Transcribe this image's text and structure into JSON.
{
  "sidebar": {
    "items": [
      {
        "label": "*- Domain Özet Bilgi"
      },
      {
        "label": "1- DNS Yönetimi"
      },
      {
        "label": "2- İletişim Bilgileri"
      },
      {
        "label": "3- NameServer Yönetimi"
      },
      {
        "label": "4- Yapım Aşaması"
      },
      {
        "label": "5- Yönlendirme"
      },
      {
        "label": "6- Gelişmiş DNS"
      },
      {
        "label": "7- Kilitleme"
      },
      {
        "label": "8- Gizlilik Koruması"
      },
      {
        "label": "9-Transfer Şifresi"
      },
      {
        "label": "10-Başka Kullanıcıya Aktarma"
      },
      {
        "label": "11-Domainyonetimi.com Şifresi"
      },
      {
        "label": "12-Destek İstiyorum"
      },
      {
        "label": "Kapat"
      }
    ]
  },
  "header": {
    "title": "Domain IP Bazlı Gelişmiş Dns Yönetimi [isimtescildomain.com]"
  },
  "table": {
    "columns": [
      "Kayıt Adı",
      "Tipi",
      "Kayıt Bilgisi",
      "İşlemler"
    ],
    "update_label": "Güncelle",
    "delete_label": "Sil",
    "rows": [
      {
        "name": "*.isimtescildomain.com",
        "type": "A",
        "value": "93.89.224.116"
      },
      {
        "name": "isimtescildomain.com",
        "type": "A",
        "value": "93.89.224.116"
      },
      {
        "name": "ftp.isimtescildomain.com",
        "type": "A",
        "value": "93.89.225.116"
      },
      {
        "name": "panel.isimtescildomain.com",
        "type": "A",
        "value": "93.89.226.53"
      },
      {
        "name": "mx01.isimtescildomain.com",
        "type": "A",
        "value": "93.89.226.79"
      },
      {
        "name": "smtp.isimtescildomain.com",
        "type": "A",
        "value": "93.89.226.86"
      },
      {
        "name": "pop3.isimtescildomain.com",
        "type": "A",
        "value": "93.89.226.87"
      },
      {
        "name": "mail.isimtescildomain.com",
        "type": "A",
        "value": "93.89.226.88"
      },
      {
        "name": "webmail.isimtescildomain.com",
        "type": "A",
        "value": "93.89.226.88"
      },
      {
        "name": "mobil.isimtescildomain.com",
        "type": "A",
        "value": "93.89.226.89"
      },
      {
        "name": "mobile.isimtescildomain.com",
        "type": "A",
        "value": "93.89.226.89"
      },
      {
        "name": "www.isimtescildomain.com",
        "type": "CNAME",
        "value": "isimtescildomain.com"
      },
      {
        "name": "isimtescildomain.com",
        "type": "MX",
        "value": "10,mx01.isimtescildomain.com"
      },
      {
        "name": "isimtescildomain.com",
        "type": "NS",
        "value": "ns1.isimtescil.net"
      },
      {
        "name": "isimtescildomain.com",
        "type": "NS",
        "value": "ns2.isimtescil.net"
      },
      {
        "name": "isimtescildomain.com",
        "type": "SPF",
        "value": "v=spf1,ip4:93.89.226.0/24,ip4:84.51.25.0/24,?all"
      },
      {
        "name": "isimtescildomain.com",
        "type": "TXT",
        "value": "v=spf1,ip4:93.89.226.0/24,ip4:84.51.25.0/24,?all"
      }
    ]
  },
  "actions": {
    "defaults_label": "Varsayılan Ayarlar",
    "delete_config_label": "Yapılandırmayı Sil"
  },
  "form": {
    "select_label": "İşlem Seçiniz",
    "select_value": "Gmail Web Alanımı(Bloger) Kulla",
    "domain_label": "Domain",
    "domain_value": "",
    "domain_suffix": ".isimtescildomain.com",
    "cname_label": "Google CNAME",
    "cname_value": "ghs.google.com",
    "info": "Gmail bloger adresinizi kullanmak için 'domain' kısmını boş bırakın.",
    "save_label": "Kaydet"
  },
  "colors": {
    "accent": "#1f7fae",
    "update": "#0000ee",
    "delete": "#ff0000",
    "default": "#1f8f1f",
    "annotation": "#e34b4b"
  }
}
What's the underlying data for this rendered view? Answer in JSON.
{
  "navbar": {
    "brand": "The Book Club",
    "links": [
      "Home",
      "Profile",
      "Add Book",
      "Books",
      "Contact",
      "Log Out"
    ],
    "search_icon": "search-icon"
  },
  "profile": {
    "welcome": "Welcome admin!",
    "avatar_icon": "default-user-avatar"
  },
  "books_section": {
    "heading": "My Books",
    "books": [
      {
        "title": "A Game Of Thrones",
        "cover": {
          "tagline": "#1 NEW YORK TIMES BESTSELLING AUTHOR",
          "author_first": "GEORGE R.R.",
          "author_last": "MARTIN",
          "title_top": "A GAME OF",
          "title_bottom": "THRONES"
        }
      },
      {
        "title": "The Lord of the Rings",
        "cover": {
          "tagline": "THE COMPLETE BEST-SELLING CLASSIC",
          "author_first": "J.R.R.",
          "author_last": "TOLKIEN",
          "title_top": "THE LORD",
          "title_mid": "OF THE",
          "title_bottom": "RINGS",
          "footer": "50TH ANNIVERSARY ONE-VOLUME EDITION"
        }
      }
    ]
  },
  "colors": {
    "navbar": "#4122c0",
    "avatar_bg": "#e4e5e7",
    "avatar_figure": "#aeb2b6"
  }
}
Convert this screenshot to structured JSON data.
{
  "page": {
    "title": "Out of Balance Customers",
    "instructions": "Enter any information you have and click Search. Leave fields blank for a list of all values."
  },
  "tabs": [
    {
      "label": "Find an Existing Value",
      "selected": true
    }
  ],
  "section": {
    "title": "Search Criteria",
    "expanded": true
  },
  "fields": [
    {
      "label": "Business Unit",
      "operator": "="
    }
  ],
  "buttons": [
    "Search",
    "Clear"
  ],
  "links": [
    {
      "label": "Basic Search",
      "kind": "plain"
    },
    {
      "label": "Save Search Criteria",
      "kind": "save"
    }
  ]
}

==*==

*To do*
Write out all the lines again, exactly as they are.

*Answer to the task*
Transcribe this image's text and structure into JSON.
{
  "sidebar": {
    "items": [
      {
        "label": "*- Domain Özet Bilgi"
      },
      {
        "label": "1- DNS Yönetimi"
      },
      {
        "label": "2- İletişim Bilgileri"
      },
      {
        "label": "3- NameServer Yönetimi"
      },
      {
        "label": "4- Yapım Aşaması"
      },
      {
        "label": "5- Yönlendirme"
      },
      {
        "label": "6- Gelişmiş DNS"
      },
      {
        "label": "7- Kilitleme"
      },
      {
        "label": "8- Gizlilik Koruması"
      },
      {
        "label": "9-Transfer Şifresi"
      },
      {
        "label": "10-Başka Kullanıcıya Aktarma"
      },
      {
        "label": "11-Domainyonetimi.com Şifresi"
      },
      {
        "label": "12-Destek İstiyorum"
      },
      {
        "label": "Kapat"
      }
    ]
  },
  "header": {
    "title": "Domain IP Bazlı Gelişmiş Dns Yönetimi [isimtescildomain.com]"
  },
  "table": {
    "columns": [
      "Kayıt Adı",
      "Tipi",
      "Kayıt Bilgisi",
      "İşlemler"
    ],
    "update_label": "Güncelle",
    "delete_label": "Sil",
    "rows": [
      {
        "name": "*.isimtescildomain.com",
        "type": "A",
        "value": "93.89.224.116"
      },
      {
        "name": "isimtescildomain.com",
        "type": "A",
        "value": "93.89.224.116"
      },
      {
        "name": "ftp.isimtescildomain.com",
        "type": "A",
        "value": "93.89.225.116"
      },
      {
        "name": "panel.isimtescildomain.com",
        "type": "A",
        "value": "93.89.226.53"
      },
      {
        "name": "mx01.isimtescildomain.com",
        "type": "A",
        "value": "93.89.226.79"
      },
      {
        "name": "smtp.isimtescildomain.com",
        "type": "A",
        "value": "93.89.226.86"
      },
      {
        "name": "pop3.isimtescildomain.com",
        "type": "A",
        "value": "93.89.226.87"
      },
      {
        "name": "mail.isimtescildomain.com",
        "type": "A",
        "value": "93.89.226.88"
      },
      {
        "name": "webmail.isimtescildomain.com",
        "type": "A",
        "value": "93.89.226.88"
      },
      {
        "name": "mobil.isimtescildomain.com",
        "type": "A",
        "value": "93.89.226.89"
      },
      {
        "name": "mobile.isimtescildomain.com",
        "type": "A",
        "value": "93.89.226.89"
      },
      {
        "name": "www.isimtescildomain.com",
        "type": "CNAME",
        "value": "isimtescildomain.com"
      },
      {
        "name": "isimtescildomain.com",
        "type": "MX",
        "value": "10,mx01.isimtescildomain.com"
      },
      {
        "name": "isimtescildomain.com",
        "type": "NS",
        "value": "ns1.isimtescil.net"
      },
      {
        "name": "isimtescildomain.com",
        "type": "NS",
        "value": "ns2.isimtescil.net"
      },
      {
        "name": "isimtescildomain.com",
        "type": "SPF",
        "value": "v=spf1,ip4:93.89.226.0/24,ip4:84.51.25.0/24,?all"
      },
      {
        "name": "isimtescildomain.com",
        "type": "TXT",
        "value": "v=spf1,ip4:93.89.226.0/24,ip4:84.51.25.0/24,?all"
      }
    ]
  },
  "actions": {
    "defaults_label": "Varsayılan Ayarlar",
    "delete_config_label": "Yapılandırmayı Sil"
  },
  "form": {
    "select_label": "İşlem Seçiniz",
    "select_value": "Gmail Web Alanımı(Bloger) Kulla",
    "domain_label": "Domain",
    "domain_value": "",
    "domain_suffix": ".isimtescildomain.com",
    "cname_label": "Google CNAME",
    "cname_value": "ghs.google.com",
    "info": "Gmail bloger adresinizi kullanmak için 'domain' kısmını boş bırakın.",
    "save_label": "Kaydet"
  },
  "colors": {
    "accent": "#1f7fae",
    "update": "#0000ee",
    "delete": "#ff0000",
    "default": "#1f8f1f",
    "annotation": "#e34b4b"
  }
}
What's the underlying data for this rendered view? Answer in JSON.
{
  "navbar": {
    "brand": "The Book Club",
    "links": [
      "Home",
      "Profile",
      "Add Book",
      "Books",
      "Contact",
      "Log Out"
    ],
    "search_icon": "search-icon"
  },
  "profile": {
    "welcome": "Welcome admin!",
    "avatar_icon": "default-user-avatar"
  },
  "books_section": {
    "heading": "My Books",
    "books": [
      {
        "title": "A Game Of Thrones",
        "cover": {
          "tagline": "#1 NEW YORK TIMES BESTSELLING AUTHOR",
          "author_first": "GEORGE R.R.",
          "author_last": "MARTIN",
          "title_top": "A GAME OF",
          "title_bottom": "THRONES"
        }
      },
      {
        "title": "The Lord of the Rings",
        "cover": {
          "tagline": "THE COMPLETE BEST-SELLING CLASSIC",
          "author_first": "J.R.R.",
          "author_last": "TOLKIEN",
          "title_top": "THE LORD",
          "title_mid": "OF THE",
          "title_bottom": "RINGS",
          "footer": "50TH ANNIVERSARY ONE-VOLUME EDITION"
        }
      }
    ]
  },
  "colors": {
    "navbar": "#4122c0",
    "avatar_bg": "#e4e5e7",
    "avatar_figure": "#aeb2b6"
  }
}
Convert this screenshot to structured JSON data.
{
  "page": {
    "title": "Out of Balance Customers",
    "instructions": "Enter any information you have and click Search. Leave fields blank for a list of all values."
  },
  "tabs": [
    {
      "label": "Find an Existing Value",
      "selected": true
    }
  ],
  "section": {
    "title": "Search Criteria",
    "expanded": true
  },
  "fields": [
    {
      "label": "Business Unit",
      "operator": "="
    }
  ],
  "buttons": [
    "Search",
    "Clear"
  ],
  "links": [
    {
      "label": "Basic Search",
      "kind": "plain"
    },
    {
      "label": "Save Search Criteria",
      "kind": "save"
    }
  ]
}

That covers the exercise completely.